**DATA PROVIDED**:

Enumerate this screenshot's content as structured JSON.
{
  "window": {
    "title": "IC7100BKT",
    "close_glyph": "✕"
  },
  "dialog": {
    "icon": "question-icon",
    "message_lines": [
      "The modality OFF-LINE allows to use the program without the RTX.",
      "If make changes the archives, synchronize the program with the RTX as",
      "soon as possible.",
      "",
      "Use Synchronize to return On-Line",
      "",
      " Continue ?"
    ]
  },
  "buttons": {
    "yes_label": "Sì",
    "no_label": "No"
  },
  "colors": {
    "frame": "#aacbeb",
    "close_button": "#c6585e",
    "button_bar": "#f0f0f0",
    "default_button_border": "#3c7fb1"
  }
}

**WHAT YOU WILL DO**:
Filter the entries down to the lines with the word "program" in them.

**SOLUTION FOR THIS EXERCISE**:
      "The modality OFF-LINE allows to use the program without the RTX.",
      "If make changes the archives, synchronize the program with the RTX as",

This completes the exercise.